▸ **Request**: Restate, word for word, all of the material shown below.
[start]
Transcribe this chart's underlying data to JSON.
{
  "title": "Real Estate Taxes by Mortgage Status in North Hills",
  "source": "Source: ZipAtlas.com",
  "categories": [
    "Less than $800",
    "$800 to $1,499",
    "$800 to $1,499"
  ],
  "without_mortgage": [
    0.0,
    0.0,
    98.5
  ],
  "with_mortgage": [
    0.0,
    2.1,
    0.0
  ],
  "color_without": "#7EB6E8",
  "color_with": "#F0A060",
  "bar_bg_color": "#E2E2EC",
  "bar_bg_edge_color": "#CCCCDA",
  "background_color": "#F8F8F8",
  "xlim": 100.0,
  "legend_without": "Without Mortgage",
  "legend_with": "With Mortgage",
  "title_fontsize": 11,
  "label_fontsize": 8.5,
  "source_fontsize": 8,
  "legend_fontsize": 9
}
[end]
▸ **Reply to the task**:
Transcribe this chart's underlying data to JSON.
{
  "title": "Real Estate Taxes by Mortgage Status in North Hills",
  "source": "Source: ZipAtlas.com",
  "categories": [
    "Less than $800",
    "$800 to $1,499",
    "$800 to $1,499"
  ],
  "without_mortgage": [
    0.0,
    0.0,
    98.5
  ],
  "with_mortgage": [
    0.0,
    2.1,
    0.0
  ],
  "color_without": "#7EB6E8",
  "color_with": "#F0A060",
  "bar_bg_color": "#E2E2EC",
  "bar_bg_edge_color": "#CCCCDA",
  "background_color": "#F8F8F8",
  "xlim": 100.0,
  "legend_without": "Without Mortgage",
  "legend_with": "With Mortgage",
  "title_fontsize": 11,
  "label_fontsize": 8.5,
  "source_fontsize": 8,
  "legend_fontsize": 9
}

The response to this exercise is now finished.